— Begin Records to process —
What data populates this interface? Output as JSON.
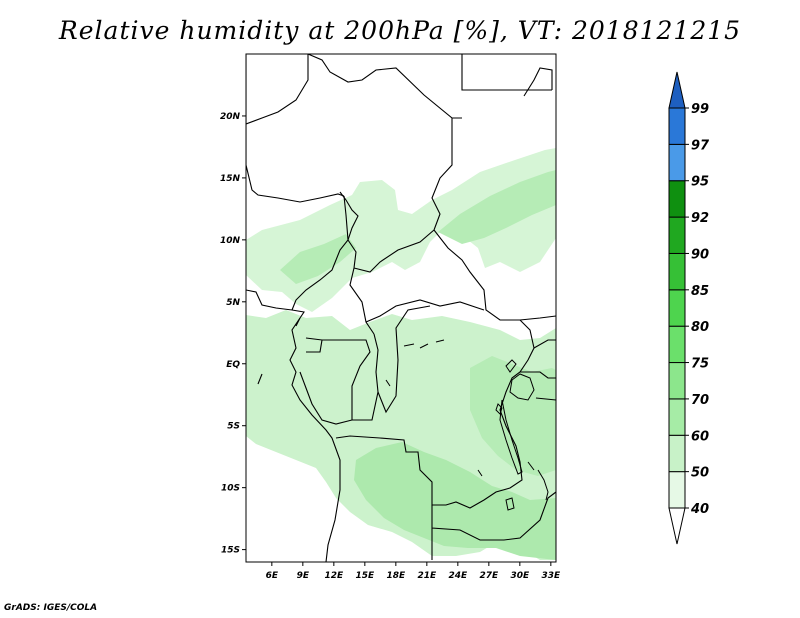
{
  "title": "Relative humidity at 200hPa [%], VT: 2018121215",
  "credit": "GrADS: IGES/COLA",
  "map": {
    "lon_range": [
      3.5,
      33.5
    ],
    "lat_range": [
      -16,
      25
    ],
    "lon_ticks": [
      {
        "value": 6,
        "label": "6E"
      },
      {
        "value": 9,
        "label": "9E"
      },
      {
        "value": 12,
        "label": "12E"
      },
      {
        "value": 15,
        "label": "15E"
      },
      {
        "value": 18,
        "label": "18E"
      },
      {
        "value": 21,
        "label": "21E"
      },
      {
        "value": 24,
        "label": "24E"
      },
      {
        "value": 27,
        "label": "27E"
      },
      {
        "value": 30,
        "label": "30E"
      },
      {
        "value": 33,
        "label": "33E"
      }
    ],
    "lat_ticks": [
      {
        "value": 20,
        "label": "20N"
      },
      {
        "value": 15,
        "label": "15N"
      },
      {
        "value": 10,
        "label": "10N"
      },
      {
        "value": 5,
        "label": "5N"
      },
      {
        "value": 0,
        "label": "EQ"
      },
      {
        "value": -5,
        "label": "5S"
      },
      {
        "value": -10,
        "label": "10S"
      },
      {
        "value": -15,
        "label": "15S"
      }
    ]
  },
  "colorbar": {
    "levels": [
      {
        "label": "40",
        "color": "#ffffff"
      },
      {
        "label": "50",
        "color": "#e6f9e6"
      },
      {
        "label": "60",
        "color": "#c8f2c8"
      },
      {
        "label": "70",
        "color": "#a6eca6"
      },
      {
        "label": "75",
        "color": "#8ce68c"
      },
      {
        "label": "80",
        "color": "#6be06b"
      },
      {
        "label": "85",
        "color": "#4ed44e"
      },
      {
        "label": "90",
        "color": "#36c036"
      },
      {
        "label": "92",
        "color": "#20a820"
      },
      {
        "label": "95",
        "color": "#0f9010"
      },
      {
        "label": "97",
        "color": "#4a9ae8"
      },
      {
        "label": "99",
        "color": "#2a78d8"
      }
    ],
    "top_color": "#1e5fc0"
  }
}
— End Records to process —
— Begin Records to process —
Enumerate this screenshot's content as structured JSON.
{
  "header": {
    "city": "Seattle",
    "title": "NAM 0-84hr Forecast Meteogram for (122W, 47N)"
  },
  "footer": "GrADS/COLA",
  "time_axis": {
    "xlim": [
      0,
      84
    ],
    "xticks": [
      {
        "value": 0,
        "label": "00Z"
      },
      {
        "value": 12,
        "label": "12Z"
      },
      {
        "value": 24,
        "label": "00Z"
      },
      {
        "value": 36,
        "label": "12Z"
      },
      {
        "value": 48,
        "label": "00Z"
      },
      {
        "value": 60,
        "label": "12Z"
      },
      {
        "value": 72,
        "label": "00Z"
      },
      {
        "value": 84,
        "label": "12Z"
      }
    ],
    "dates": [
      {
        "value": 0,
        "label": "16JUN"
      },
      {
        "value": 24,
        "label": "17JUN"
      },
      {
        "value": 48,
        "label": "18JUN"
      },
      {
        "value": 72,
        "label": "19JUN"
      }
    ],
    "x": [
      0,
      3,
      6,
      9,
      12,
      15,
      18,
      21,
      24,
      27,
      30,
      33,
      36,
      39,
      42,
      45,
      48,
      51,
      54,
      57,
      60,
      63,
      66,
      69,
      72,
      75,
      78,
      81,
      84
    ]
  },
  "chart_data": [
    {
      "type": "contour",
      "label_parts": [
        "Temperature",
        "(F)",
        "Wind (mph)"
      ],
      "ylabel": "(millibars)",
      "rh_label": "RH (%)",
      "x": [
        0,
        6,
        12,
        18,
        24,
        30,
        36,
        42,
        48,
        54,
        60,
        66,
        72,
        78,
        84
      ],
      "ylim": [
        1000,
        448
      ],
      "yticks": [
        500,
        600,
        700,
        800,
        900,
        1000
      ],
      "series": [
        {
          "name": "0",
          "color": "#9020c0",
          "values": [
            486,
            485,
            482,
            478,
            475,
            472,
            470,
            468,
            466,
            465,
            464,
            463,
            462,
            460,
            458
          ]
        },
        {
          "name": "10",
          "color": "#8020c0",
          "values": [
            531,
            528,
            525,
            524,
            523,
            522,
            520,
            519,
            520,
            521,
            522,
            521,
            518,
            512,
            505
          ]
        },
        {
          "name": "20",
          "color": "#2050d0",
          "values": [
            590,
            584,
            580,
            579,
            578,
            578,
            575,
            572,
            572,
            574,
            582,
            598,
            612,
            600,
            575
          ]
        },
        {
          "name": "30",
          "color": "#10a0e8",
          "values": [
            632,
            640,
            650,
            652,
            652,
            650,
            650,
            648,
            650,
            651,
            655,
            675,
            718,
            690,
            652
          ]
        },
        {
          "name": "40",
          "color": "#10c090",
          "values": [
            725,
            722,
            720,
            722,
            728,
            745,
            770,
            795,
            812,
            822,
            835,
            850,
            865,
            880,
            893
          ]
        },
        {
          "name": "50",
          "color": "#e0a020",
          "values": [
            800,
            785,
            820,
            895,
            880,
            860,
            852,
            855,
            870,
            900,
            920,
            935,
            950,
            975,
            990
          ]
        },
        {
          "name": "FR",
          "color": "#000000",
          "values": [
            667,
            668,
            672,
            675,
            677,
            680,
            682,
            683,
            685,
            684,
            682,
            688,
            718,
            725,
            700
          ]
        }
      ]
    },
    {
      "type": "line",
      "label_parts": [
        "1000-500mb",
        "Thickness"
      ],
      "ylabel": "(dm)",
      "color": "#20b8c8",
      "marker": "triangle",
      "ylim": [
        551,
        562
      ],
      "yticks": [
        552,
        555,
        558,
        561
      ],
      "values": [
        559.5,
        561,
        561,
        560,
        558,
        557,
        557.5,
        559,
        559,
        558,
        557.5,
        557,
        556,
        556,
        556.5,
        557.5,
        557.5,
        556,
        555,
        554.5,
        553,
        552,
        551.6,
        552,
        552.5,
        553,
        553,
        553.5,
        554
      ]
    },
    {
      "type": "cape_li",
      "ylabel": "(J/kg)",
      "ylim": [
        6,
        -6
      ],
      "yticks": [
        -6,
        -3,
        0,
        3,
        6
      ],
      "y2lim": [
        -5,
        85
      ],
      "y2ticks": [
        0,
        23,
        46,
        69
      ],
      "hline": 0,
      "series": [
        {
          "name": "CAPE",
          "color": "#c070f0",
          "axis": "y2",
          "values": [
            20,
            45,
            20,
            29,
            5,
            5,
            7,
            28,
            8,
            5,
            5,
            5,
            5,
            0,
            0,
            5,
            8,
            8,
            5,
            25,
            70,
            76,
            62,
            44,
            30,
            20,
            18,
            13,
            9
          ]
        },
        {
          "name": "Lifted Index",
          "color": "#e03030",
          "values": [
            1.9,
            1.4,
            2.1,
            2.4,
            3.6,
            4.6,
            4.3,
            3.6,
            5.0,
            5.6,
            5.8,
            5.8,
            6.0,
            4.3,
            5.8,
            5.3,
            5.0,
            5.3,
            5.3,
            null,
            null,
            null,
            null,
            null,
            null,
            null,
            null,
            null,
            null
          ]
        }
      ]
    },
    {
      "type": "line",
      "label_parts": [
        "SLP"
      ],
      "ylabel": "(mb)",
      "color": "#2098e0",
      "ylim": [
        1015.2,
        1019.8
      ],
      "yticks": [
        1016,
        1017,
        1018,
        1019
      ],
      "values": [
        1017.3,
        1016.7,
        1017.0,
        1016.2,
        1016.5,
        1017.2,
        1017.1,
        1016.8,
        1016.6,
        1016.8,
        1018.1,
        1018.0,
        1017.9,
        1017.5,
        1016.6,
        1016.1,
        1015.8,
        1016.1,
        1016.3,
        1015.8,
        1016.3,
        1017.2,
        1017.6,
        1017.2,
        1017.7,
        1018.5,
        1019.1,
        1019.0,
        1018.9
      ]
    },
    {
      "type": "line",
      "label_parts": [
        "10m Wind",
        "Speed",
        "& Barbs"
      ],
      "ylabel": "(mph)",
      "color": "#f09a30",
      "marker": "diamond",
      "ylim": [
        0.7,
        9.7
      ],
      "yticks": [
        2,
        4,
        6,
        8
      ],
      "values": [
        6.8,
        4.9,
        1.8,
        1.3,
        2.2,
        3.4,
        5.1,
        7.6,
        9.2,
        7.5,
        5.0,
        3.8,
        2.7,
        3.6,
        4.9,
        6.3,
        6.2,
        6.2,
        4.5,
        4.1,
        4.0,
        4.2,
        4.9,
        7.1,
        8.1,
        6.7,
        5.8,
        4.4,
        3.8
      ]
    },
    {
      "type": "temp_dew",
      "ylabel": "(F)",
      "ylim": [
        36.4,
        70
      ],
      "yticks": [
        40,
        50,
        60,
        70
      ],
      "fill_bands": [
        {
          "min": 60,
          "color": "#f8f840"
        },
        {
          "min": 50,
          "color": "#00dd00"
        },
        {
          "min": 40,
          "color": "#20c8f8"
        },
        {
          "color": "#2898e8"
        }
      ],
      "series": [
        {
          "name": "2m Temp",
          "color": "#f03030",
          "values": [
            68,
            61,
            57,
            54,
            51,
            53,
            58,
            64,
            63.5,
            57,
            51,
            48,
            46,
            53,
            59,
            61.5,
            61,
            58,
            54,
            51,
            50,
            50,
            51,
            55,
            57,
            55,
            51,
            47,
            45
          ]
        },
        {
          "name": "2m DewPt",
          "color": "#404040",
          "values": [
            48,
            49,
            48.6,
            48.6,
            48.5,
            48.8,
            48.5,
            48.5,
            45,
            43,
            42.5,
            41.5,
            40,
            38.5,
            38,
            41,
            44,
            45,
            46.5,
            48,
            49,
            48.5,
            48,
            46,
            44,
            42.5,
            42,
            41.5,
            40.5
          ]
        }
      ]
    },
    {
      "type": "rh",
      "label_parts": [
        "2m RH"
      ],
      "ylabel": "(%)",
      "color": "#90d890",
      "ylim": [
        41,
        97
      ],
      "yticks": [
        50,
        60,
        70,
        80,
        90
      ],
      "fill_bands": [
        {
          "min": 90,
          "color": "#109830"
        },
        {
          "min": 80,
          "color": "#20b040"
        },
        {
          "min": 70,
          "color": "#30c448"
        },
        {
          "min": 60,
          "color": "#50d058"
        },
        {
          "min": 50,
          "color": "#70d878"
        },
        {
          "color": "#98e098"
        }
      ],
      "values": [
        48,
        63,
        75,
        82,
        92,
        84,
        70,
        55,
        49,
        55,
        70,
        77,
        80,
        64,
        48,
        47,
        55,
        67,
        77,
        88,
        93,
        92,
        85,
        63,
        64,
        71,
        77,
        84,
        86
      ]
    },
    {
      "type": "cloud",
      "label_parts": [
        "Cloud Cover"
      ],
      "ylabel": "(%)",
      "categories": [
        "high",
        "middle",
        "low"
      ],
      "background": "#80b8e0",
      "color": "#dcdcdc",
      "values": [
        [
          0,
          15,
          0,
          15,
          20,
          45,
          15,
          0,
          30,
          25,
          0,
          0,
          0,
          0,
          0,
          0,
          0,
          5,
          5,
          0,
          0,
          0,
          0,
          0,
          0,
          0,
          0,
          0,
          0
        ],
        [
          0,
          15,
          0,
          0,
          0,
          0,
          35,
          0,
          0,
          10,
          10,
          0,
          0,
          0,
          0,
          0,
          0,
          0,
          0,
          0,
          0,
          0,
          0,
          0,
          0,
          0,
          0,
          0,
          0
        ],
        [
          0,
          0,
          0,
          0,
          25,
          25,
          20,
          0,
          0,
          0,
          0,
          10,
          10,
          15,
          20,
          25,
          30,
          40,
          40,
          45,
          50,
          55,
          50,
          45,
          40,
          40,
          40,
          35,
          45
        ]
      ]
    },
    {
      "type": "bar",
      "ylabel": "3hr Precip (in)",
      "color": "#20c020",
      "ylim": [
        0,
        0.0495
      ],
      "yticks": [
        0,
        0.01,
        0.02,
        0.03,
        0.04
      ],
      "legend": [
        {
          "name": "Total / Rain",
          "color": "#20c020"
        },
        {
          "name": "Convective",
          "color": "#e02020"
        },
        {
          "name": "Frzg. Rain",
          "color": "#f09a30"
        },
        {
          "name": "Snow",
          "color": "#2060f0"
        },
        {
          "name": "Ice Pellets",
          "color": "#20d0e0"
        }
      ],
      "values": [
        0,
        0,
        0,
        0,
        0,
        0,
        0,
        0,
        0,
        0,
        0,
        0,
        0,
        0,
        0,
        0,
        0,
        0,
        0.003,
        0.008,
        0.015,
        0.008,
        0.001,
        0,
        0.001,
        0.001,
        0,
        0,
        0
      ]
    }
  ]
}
— End Records to process —
## Do this
Find the string "type" in the entries above and return each line that holds it.

## Worked answer
      "type": "contour",
      "type": "line",
      "type": "cape_li",
      "type": "line",
      "type": "line",
      "type": "temp_dew",
      "type": "rh",
      "type": "cloud",
      "type": "bar",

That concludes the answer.